== Entries from a dataset ==
:::

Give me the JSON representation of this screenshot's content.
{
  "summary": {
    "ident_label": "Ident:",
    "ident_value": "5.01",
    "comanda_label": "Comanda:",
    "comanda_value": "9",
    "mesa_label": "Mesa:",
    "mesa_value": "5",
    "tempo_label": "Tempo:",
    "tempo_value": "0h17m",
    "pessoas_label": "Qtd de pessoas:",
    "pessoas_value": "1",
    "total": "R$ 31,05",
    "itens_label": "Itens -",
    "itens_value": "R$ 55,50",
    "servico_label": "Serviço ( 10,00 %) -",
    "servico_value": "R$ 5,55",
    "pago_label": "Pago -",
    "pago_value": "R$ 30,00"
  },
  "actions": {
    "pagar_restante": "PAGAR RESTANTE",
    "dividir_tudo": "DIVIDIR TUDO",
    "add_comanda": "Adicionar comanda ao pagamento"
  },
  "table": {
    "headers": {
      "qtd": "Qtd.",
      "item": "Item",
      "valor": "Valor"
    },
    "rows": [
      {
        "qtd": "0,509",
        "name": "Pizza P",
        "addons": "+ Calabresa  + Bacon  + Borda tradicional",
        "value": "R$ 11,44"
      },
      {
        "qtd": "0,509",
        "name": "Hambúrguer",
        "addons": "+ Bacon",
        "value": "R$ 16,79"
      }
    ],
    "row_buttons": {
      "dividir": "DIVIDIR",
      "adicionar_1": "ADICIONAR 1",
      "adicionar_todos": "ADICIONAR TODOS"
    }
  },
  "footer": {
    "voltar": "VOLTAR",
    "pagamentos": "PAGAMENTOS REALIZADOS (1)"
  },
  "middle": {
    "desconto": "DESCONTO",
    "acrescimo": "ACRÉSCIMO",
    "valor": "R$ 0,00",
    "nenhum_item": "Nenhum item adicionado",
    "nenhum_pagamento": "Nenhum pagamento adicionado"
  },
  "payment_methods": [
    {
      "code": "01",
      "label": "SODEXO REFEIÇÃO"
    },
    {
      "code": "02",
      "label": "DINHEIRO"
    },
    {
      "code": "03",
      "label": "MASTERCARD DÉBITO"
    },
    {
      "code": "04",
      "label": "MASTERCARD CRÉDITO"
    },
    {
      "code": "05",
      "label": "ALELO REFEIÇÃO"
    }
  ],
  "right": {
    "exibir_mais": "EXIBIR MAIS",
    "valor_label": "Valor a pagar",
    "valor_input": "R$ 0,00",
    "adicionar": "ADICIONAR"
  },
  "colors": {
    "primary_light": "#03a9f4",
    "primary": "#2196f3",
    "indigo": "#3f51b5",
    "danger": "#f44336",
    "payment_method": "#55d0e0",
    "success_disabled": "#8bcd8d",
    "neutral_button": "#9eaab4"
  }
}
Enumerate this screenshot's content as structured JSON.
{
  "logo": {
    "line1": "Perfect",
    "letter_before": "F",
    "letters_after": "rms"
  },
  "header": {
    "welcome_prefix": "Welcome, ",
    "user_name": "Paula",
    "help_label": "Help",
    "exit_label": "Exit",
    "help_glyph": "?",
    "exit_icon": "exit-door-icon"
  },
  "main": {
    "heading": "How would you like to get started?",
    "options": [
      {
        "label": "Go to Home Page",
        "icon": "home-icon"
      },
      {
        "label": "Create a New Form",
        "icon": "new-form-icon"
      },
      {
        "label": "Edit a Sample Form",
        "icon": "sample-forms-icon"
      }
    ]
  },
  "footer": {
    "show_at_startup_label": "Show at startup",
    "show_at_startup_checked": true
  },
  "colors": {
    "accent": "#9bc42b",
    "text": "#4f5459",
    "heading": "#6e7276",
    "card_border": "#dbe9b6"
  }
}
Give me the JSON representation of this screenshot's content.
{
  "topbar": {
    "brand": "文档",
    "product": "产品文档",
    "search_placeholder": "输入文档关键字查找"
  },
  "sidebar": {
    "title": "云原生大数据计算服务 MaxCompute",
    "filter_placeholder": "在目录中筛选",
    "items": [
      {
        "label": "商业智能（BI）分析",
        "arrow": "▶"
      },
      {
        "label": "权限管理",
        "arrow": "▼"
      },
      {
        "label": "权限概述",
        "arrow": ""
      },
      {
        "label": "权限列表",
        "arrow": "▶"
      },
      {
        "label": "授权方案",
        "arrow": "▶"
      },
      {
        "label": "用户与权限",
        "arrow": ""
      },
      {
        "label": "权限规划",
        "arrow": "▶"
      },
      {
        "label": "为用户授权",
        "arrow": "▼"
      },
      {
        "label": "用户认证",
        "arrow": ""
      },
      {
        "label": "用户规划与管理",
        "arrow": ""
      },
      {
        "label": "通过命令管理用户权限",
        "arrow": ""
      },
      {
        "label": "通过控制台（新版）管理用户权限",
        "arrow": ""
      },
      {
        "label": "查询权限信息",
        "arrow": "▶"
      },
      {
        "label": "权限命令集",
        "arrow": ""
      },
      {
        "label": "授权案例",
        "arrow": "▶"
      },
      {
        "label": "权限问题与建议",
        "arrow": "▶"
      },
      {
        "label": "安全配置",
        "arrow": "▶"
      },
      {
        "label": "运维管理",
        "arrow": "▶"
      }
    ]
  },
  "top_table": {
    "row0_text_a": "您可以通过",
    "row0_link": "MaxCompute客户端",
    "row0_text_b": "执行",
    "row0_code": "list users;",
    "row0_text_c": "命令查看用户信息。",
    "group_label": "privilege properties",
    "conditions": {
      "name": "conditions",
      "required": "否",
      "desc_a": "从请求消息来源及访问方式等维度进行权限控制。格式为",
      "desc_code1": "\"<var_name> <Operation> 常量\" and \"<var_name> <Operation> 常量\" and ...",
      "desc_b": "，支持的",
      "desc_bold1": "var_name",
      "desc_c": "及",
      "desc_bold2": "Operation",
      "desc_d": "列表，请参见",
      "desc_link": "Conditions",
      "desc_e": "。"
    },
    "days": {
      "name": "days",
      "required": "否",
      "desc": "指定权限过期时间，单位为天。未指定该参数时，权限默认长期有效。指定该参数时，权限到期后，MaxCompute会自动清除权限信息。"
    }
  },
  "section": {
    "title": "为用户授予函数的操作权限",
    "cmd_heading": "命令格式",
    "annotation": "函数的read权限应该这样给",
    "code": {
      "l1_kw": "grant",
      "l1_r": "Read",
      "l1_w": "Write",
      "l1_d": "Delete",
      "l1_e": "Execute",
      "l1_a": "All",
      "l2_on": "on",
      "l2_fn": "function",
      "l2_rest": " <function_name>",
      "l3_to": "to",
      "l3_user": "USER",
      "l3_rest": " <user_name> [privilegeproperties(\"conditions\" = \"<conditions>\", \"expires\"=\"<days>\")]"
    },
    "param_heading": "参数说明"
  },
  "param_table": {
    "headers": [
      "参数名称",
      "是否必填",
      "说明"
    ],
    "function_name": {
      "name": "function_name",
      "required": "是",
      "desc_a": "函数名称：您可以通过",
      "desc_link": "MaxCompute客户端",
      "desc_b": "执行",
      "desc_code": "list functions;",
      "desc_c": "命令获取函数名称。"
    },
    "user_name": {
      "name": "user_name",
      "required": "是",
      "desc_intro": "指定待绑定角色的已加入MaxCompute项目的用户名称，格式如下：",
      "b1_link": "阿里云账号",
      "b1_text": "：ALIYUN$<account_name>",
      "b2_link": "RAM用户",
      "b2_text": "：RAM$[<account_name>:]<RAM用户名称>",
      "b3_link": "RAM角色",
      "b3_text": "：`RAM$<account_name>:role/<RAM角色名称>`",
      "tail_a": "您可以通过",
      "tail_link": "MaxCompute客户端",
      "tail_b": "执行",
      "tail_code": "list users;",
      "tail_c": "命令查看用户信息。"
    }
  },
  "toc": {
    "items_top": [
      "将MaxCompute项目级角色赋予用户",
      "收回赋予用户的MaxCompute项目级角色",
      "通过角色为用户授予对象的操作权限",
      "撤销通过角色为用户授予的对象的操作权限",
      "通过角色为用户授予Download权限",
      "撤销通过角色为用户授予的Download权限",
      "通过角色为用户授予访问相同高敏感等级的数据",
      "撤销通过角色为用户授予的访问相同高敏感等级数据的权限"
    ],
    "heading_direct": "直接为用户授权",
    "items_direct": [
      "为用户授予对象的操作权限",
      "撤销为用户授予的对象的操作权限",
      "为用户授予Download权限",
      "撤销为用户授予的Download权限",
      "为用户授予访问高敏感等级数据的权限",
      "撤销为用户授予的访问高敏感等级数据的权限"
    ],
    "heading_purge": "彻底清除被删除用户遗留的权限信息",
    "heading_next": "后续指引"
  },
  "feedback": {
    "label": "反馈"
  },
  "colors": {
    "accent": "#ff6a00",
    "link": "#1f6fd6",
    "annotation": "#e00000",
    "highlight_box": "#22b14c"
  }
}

:::

== What this task involves ==
Tally how many lines of the data include the word "MASTERCARD". Write the number and nothing else.

== Written reply ==
2